[begin GIVEN ENTRIES]

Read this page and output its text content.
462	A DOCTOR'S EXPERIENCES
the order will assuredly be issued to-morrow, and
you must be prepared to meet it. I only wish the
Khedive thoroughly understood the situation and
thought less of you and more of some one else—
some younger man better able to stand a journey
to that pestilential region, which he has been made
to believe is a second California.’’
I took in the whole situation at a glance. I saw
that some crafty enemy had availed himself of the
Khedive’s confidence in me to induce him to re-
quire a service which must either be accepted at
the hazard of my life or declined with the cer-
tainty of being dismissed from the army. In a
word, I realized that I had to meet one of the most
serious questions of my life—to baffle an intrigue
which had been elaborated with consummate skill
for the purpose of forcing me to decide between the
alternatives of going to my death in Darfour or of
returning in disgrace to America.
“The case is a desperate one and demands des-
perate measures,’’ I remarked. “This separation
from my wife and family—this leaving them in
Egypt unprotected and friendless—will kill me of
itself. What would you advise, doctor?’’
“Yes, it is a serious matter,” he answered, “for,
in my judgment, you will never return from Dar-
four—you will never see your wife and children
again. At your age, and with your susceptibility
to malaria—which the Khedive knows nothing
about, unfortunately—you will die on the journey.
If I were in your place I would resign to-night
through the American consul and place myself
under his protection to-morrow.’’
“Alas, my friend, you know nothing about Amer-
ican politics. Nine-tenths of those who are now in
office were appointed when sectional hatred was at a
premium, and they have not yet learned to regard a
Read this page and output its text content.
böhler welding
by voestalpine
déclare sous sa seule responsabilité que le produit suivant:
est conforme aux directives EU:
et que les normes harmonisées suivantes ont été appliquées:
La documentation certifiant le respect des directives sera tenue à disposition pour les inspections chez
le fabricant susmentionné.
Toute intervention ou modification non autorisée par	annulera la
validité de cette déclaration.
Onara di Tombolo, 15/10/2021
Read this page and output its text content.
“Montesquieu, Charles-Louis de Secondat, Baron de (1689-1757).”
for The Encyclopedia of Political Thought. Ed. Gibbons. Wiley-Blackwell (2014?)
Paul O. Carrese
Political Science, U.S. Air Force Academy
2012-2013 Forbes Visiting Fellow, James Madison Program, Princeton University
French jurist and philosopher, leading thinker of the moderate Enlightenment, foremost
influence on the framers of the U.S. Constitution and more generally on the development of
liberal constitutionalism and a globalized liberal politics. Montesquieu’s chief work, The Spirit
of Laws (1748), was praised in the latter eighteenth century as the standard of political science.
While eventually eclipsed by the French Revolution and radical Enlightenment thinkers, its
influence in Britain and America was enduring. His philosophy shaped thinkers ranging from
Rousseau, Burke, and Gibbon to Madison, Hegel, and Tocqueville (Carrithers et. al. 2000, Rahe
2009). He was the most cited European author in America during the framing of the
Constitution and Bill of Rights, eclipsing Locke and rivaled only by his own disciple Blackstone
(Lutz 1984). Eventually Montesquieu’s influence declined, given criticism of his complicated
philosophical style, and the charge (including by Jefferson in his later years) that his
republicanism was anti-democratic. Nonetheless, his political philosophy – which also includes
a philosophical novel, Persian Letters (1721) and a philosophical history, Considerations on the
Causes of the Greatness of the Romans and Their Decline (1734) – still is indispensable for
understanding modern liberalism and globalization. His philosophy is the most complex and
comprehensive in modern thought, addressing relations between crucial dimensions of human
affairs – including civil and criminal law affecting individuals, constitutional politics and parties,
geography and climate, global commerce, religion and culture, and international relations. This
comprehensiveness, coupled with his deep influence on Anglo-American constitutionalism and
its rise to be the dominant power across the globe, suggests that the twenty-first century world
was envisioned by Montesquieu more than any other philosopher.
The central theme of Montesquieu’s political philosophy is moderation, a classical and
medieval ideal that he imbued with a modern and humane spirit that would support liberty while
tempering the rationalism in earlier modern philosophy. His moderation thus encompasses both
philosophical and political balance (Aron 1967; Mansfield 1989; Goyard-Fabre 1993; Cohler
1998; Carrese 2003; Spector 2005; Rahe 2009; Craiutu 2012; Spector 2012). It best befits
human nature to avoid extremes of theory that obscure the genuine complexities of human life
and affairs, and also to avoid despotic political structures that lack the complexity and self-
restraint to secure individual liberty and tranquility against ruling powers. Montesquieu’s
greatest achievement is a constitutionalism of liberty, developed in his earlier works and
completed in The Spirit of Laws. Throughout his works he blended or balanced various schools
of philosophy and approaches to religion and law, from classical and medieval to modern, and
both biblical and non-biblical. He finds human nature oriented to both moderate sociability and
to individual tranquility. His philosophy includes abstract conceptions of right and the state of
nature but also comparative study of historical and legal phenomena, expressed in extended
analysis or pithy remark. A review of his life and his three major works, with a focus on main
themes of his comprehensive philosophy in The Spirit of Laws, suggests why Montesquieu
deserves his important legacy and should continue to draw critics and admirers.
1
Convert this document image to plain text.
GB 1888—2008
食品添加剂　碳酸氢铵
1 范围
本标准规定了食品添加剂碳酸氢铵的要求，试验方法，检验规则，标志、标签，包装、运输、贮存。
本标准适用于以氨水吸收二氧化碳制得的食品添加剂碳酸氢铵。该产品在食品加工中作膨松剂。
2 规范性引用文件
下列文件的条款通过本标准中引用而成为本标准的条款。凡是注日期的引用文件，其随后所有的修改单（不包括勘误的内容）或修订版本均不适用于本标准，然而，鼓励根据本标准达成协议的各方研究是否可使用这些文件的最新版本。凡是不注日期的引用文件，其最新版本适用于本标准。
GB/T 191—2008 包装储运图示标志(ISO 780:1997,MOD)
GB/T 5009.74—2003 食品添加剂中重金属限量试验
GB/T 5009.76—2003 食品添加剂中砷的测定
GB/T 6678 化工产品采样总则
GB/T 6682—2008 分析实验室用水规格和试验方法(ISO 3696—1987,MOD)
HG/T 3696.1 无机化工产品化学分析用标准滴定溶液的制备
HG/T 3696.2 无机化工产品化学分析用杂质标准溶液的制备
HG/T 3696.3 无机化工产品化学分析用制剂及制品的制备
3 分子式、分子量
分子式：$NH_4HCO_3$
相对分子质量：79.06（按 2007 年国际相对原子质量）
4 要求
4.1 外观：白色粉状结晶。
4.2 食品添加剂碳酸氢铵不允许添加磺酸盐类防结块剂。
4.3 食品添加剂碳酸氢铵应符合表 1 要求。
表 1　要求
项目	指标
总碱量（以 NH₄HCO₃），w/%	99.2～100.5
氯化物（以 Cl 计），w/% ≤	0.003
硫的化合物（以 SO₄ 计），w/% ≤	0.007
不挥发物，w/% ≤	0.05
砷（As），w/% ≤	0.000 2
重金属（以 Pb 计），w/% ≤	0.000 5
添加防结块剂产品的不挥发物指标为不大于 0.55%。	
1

[end GIVEN ENTRIES]

> **JOB**:
Using the data above, repeat every line exactly.

> **EXERCISE SOLUTION**:
Read this page and output its text content.
462	A DOCTOR'S EXPERIENCES
the order will assuredly be issued to-morrow, and
you must be prepared to meet it. I only wish the
Khedive thoroughly understood the situation and
thought less of you and more of some one else—
some younger man better able to stand a journey
to that pestilential region, which he has been made
to believe is a second California.’’
I took in the whole situation at a glance. I saw
that some crafty enemy had availed himself of the
Khedive’s confidence in me to induce him to re-
quire a service which must either be accepted at
the hazard of my life or declined with the cer-
tainty of being dismissed from the army. In a
word, I realized that I had to meet one of the most
serious questions of my life—to baffle an intrigue
which had been elaborated with consummate skill
for the purpose of forcing me to decide between the
alternatives of going to my death in Darfour or of
returning in disgrace to America.
“The case is a desperate one and demands des-
perate measures,’’ I remarked. “This separation
from my wife and family—this leaving them in
Egypt unprotected and friendless—will kill me of
itself. What would you advise, doctor?’’
“Yes, it is a serious matter,” he answered, “for,
in my judgment, you will never return from Dar-
four—you will never see your wife and children
again. At your age, and with your susceptibility
to malaria—which the Khedive knows nothing
about, unfortunately—you will die on the journey.
If I were in your place I would resign to-night
through the American consul and place myself
under his protection to-morrow.’’
“Alas, my friend, you know nothing about Amer-
ican politics. Nine-tenths of those who are now in
office were appointed when sectional hatred was at a
premium, and they have not yet learned to regard a
Read this page and output its text content.
böhler welding
by voestalpine
déclare sous sa seule responsabilité que le produit suivant:
est conforme aux directives EU:
et que les normes harmonisées suivantes ont été appliquées:
La documentation certifiant le respect des directives sera tenue à disposition pour les inspections chez
le fabricant susmentionné.
Toute intervention ou modification non autorisée par	annulera la
validité de cette déclaration.
Onara di Tombolo, 15/10/2021
Read this page and output its text content.
“Montesquieu, Charles-Louis de Secondat, Baron de (1689-1757).”
for The Encyclopedia of Political Thought. Ed. Gibbons. Wiley-Blackwell (2014?)
Paul O. Carrese
Political Science, U.S. Air Force Academy
2012-2013 Forbes Visiting Fellow, James Madison Program, Princeton University
French jurist and philosopher, leading thinker of the moderate Enlightenment, foremost
influence on the framers of the U.S. Constitution and more generally on the development of
liberal constitutionalism and a globalized liberal politics. Montesquieu’s chief work, The Spirit
of Laws (1748), was praised in the latter eighteenth century as the standard of political science.
While eventually eclipsed by the French Revolution and radical Enlightenment thinkers, its
influence in Britain and America was enduring. His philosophy shaped thinkers ranging from
Rousseau, Burke, and Gibbon to Madison, Hegel, and Tocqueville (Carrithers et. al. 2000, Rahe
2009). He was the most cited European author in America during the framing of the
Constitution and Bill of Rights, eclipsing Locke and rivaled only by his own disciple Blackstone
(Lutz 1984). Eventually Montesquieu’s influence declined, given criticism of his complicated
philosophical style, and the charge (including by Jefferson in his later years) that his
republicanism was anti-democratic. Nonetheless, his political philosophy – which also includes
a philosophical novel, Persian Letters (1721) and a philosophical history, Considerations on the
Causes of the Greatness of the Romans and Their Decline (1734) – still is indispensable for
understanding modern liberalism and globalization. His philosophy is the most complex and
comprehensive in modern thought, addressing relations between crucial dimensions of human
affairs – including civil and criminal law affecting individuals, constitutional politics and parties,
geography and climate, global commerce, religion and culture, and international relations. This
comprehensiveness, coupled with his deep influence on Anglo-American constitutionalism and
its rise to be the dominant power across the globe, suggests that the twenty-first century world
was envisioned by Montesquieu more than any other philosopher.
The central theme of Montesquieu’s political philosophy is moderation, a classical and
medieval ideal that he imbued with a modern and humane spirit that would support liberty while
tempering the rationalism in earlier modern philosophy. His moderation thus encompasses both
philosophical and political balance (Aron 1967; Mansfield 1989; Goyard-Fabre 1993; Cohler
1998; Carrese 2003; Spector 2005; Rahe 2009; Craiutu 2012; Spector 2012). It best befits
human nature to avoid extremes of theory that obscure the genuine complexities of human life
and affairs, and also to avoid despotic political structures that lack the complexity and self-
restraint to secure individual liberty and tranquility against ruling powers. Montesquieu’s
greatest achievement is a constitutionalism of liberty, developed in his earlier works and
completed in The Spirit of Laws. Throughout his works he blended or balanced various schools
of philosophy and approaches to religion and law, from classical and medieval to modern, and
both biblical and non-biblical. He finds human nature oriented to both moderate sociability and
to individual tranquility. His philosophy includes abstract conceptions of right and the state of
nature but also comparative study of historical and legal phenomena, expressed in extended
analysis or pithy remark. A review of his life and his three major works, with a focus on main
themes of his comprehensive philosophy in The Spirit of Laws, suggests why Montesquieu
deserves his important legacy and should continue to draw critics and admirers.
1
Convert this document image to plain text.
GB 1888—2008
食品添加剂　碳酸氢铵
1 范围
本标准规定了食品添加剂碳酸氢铵的要求，试验方法，检验规则，标志、标签，包装、运输、贮存。
本标准适用于以氨水吸收二氧化碳制得的食品添加剂碳酸氢铵。该产品在食品加工中作膨松剂。
2 规范性引用文件
下列文件的条款通过本标准中引用而成为本标准的条款。凡是注日期的引用文件，其随后所有的修改单（不包括勘误的内容）或修订版本均不适用于本标准，然而，鼓励根据本标准达成协议的各方研究是否可使用这些文件的最新版本。凡是不注日期的引用文件，其最新版本适用于本标准。
GB/T 191—2008 包装储运图示标志(ISO 780:1997,MOD)
GB/T 5009.74—2003 食品添加剂中重金属限量试验
GB/T 5009.76—2003 食品添加剂中砷的测定
GB/T 6678 化工产品采样总则
GB/T 6682—2008 分析实验室用水规格和试验方法(ISO 3696—1987,MOD)
HG/T 3696.1 无机化工产品化学分析用标准滴定溶液的制备
HG/T 3696.2 无机化工产品化学分析用杂质标准溶液的制备
HG/T 3696.3 无机化工产品化学分析用制剂及制品的制备
3 分子式、分子量
分子式：$NH_4HCO_3$
相对分子质量：79.06（按 2007 年国际相对原子质量）
4 要求
4.1 外观：白色粉状结晶。
4.2 食品添加剂碳酸氢铵不允许添加磺酸盐类防结块剂。
4.3 食品添加剂碳酸氢铵应符合表 1 要求。
表 1　要求
项目	指标
总碱量（以 NH₄HCO₃），w/%	99.2～100.5
氯化物（以 Cl 计），w/% ≤	0.003
硫的化合物（以 SO₄ 计），w/% ≤	0.007
不挥发物，w/% ≤	0.05
砷（As），w/% ≤	0.000 2
重金属（以 Pb 计），w/% ≤	0.000 5
添加防结块剂产品的不挥发物指标为不大于 0.55%。	
1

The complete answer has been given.